→ WHAT TO PRODUCE: Look through the data below. Pick out the lines holding the string "skærmstørrelse".

(Extracted records)
━━━━━━━━━━━━━━━━━━━━━━━━━━━━━━
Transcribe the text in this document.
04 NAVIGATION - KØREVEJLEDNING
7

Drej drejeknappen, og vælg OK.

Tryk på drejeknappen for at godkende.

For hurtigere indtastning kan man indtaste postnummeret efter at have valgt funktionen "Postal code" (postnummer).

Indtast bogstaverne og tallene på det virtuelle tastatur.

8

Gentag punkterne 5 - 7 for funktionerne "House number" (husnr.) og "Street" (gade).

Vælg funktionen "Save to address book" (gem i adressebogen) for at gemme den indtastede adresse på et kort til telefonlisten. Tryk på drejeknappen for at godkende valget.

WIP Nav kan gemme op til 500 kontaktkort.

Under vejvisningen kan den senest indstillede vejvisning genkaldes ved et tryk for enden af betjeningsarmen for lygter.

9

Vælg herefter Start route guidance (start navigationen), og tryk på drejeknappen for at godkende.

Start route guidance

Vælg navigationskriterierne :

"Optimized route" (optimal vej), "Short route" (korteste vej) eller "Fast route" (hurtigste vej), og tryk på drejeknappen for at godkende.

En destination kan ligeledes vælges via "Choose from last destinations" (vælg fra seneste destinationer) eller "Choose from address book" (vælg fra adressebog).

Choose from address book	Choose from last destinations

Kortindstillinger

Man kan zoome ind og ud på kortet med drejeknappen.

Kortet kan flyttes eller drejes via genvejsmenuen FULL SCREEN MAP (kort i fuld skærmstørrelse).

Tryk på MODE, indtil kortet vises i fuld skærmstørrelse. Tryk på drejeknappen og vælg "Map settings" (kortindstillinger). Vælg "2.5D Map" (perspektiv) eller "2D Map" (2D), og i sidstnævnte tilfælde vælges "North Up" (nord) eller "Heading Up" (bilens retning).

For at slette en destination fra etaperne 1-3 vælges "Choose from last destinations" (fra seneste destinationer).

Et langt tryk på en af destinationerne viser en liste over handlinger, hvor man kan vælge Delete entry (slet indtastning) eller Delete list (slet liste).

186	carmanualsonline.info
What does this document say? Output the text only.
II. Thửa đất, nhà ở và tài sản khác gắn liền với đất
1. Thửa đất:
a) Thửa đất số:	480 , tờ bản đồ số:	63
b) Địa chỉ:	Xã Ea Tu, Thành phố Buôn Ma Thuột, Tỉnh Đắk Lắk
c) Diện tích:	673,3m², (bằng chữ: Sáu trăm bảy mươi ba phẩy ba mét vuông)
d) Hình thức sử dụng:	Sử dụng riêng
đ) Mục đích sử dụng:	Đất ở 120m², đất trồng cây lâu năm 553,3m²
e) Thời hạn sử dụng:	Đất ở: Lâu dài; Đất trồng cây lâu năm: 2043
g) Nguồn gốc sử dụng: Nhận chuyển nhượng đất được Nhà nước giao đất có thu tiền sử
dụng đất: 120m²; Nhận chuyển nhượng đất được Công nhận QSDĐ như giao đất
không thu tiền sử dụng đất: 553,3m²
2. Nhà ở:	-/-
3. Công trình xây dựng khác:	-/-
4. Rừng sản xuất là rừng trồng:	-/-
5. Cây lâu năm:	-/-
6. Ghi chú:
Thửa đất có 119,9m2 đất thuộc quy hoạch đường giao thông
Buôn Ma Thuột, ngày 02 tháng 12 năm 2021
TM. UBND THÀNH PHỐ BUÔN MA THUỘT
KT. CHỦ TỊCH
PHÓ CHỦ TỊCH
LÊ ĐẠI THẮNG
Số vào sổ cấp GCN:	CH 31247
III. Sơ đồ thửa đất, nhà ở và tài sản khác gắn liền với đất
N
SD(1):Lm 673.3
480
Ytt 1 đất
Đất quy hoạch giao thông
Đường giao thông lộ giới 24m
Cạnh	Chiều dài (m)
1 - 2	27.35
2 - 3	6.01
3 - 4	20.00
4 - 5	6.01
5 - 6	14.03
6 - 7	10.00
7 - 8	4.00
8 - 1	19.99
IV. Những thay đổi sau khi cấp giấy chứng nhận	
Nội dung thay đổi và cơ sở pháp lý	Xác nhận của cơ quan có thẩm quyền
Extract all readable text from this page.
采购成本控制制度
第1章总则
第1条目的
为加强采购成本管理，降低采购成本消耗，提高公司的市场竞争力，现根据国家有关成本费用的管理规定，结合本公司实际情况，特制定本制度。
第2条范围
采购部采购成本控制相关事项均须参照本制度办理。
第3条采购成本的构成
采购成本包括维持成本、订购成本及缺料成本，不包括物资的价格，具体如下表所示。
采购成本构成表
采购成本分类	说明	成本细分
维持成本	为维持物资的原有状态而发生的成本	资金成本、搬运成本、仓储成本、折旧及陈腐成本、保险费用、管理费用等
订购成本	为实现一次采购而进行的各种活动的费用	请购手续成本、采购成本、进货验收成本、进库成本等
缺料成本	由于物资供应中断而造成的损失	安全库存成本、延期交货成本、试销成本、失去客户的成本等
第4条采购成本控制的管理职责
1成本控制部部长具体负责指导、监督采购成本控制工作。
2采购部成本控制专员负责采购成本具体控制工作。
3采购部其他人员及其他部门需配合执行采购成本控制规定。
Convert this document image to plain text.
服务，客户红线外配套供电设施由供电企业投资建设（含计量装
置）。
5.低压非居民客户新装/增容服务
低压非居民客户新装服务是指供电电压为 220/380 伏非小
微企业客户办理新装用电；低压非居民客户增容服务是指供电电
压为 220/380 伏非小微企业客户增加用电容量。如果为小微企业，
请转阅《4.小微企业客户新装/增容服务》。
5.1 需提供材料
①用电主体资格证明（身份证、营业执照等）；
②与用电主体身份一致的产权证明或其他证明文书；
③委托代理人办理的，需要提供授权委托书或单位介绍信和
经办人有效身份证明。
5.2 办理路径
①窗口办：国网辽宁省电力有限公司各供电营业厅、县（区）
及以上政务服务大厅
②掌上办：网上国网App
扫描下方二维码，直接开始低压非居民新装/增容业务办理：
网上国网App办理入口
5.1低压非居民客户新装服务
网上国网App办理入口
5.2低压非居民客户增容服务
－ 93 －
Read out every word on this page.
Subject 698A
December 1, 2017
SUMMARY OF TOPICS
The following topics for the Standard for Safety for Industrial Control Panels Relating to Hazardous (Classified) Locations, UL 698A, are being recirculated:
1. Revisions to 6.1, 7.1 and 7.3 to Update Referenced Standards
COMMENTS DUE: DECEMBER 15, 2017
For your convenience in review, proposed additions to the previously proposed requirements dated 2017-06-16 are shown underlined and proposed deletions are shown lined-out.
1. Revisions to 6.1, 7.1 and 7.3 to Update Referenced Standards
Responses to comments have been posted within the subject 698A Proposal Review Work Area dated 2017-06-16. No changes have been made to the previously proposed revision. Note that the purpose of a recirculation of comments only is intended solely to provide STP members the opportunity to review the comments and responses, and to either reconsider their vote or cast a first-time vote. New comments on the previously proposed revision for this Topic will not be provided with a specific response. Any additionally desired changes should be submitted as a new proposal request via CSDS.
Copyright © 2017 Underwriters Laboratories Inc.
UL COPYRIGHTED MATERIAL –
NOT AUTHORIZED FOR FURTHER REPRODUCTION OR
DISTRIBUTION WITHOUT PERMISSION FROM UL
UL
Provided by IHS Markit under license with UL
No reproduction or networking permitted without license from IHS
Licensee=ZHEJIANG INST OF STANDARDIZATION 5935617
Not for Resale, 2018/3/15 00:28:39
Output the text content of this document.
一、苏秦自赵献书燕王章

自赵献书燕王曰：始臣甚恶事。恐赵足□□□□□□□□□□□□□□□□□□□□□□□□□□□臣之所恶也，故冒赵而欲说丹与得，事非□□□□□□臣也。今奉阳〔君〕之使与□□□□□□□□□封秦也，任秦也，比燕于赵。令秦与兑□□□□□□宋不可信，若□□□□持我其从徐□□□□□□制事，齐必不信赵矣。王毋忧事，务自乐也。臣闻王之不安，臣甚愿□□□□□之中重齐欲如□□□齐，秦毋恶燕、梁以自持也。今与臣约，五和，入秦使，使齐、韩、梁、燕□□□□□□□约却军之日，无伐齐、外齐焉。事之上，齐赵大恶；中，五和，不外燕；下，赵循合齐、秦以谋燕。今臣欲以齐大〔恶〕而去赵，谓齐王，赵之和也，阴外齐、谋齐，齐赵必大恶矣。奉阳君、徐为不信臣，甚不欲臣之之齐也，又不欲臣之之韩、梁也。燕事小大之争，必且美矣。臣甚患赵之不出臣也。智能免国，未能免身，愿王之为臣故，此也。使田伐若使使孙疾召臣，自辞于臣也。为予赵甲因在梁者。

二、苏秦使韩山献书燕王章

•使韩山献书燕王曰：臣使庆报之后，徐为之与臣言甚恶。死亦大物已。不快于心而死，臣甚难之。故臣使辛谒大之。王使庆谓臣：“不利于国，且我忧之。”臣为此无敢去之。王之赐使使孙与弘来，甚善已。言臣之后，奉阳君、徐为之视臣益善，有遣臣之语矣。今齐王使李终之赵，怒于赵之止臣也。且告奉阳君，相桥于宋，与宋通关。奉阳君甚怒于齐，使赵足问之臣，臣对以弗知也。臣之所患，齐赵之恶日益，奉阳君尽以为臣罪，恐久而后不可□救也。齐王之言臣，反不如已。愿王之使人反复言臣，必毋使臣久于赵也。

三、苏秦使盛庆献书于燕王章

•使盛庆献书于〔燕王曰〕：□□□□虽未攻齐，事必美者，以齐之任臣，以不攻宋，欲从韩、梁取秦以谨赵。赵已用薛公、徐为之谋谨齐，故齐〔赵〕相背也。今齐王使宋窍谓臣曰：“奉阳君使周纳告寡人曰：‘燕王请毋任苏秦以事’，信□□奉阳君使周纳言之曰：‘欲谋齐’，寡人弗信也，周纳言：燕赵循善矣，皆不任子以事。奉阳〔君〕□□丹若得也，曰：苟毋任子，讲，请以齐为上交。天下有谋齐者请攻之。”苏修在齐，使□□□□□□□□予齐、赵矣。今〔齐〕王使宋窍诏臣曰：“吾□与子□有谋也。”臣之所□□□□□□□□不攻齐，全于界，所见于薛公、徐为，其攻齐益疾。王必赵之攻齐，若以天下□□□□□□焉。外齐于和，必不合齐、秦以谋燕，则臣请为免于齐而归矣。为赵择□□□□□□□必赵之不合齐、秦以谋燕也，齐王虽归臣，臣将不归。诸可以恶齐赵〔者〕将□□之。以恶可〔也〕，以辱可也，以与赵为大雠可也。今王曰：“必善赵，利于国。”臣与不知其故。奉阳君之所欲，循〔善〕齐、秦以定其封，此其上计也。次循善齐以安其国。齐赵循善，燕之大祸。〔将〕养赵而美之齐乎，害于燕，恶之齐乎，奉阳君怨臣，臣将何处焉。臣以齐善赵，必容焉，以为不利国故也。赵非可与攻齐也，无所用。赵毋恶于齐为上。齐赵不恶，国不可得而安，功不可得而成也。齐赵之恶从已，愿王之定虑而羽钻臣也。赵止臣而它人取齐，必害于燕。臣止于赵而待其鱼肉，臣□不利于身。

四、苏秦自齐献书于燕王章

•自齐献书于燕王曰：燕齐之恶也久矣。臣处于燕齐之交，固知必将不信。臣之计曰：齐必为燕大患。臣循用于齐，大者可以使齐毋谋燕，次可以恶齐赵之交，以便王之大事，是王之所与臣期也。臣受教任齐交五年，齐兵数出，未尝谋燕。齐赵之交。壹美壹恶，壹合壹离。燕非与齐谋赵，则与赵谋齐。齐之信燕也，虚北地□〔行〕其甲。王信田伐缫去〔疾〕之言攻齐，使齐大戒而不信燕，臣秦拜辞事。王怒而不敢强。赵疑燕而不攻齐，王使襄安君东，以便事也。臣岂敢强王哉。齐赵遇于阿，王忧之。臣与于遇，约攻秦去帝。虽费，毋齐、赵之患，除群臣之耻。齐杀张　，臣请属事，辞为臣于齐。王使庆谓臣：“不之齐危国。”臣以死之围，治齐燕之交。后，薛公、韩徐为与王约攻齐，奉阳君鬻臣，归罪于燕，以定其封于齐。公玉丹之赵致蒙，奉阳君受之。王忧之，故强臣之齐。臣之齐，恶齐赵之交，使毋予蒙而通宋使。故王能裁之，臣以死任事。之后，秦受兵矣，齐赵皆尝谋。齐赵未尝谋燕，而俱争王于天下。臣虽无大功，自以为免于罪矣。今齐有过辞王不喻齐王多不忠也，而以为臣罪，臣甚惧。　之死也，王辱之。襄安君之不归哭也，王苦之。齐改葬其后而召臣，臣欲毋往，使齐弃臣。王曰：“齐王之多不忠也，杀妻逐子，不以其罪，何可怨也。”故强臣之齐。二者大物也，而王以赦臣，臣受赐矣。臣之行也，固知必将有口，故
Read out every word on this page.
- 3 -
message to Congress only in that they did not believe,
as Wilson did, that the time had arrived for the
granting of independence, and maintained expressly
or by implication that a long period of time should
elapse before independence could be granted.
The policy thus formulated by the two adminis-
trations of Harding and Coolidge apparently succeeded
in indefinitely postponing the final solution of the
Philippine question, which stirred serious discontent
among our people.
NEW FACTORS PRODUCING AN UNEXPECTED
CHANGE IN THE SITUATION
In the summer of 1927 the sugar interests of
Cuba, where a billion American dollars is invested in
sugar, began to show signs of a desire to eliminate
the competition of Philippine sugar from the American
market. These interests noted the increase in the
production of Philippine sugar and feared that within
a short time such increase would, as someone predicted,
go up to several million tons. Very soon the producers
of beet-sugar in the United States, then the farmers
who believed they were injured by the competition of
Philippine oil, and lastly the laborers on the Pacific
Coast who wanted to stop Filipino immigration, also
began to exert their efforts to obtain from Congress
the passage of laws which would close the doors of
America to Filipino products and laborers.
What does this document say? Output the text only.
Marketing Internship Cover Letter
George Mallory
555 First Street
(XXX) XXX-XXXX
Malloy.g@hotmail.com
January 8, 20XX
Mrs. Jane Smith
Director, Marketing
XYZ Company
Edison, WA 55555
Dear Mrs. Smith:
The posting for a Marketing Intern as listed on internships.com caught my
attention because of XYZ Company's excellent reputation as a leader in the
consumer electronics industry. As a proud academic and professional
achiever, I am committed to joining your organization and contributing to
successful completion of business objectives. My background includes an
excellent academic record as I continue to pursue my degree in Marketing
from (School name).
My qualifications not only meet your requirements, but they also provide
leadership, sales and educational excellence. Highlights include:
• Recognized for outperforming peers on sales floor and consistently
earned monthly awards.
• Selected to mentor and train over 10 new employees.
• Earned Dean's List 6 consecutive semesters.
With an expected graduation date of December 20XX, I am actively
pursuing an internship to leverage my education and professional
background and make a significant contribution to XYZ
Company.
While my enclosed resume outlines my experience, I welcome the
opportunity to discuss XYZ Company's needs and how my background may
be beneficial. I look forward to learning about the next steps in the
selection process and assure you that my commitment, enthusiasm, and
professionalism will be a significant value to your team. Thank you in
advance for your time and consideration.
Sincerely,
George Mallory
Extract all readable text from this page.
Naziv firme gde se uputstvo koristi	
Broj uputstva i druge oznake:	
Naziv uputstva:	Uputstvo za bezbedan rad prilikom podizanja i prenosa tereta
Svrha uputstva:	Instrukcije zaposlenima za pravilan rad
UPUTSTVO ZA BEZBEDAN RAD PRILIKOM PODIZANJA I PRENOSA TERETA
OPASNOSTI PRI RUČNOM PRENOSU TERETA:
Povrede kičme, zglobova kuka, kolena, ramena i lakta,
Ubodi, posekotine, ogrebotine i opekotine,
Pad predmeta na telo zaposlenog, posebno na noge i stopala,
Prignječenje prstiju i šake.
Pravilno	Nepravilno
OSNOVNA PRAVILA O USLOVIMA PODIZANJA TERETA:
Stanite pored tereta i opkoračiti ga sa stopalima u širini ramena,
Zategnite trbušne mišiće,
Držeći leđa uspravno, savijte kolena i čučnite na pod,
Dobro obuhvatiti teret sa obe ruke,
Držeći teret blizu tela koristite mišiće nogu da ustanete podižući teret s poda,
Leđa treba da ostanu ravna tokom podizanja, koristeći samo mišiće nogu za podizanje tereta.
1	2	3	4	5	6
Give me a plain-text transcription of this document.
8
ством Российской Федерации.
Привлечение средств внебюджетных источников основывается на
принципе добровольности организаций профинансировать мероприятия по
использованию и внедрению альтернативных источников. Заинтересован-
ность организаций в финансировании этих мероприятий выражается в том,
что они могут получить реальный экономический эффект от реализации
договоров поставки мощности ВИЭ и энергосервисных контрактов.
━━━━━━━━━━━━━━━━━━━━━━━━━━━━━━
→ ANSWER TO THIS EXERCISE:
Kortet kan flyttes eller drejes via genvejsmenuen FULL SCREEN MAP (kort i fuld skærmstørrelse).
Tryk på MODE, indtil kortet vises i fuld skærmstørrelse. Tryk på drejeknappen og vælg "Map settings" (kortindstillinger). Vælg "2.5D Map" (perspektiv) eller "2D Map" (2D), og i sidstnævnte tilfælde vælges "North Up" (nord) eller "Heading Up" (bilens retning).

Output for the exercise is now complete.